§ Exercise objective: Return each line of the data below verbatim; pictures are to be left out.
Start Information given
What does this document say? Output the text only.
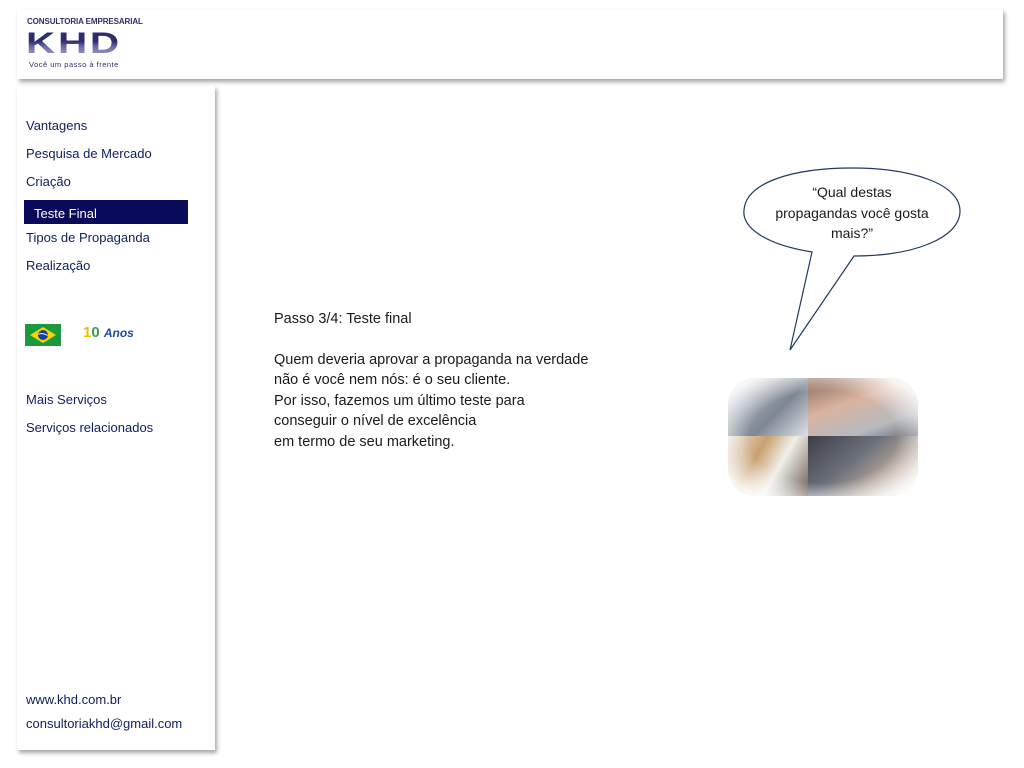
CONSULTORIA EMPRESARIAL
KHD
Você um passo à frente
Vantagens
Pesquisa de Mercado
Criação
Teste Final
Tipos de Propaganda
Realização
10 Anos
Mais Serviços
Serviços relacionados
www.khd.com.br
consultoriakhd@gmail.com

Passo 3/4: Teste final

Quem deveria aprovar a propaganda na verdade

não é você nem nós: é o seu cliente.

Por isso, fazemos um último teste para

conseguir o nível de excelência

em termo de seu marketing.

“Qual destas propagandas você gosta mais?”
End Information given
§ Problem solution:
What does this document say? Output the text only.
CONSULTORIA EMPRESARIAL
KHD
Você um passo à frente
Vantagens
Pesquisa de Mercado
Criação
Teste Final
Tipos de Propaganda
Realização
10 Anos
Mais Serviços
Serviços relacionados
www.khd.com.br
consultoriakhd@gmail.com

Passo 3/4: Teste final

Quem deveria aprovar a propaganda na verdade

não é você nem nós: é o seu cliente.

Por isso, fazemos um último teste para

conseguir o nível de excelência

em termo de seu marketing.

“Qual destas propagandas você gosta mais?”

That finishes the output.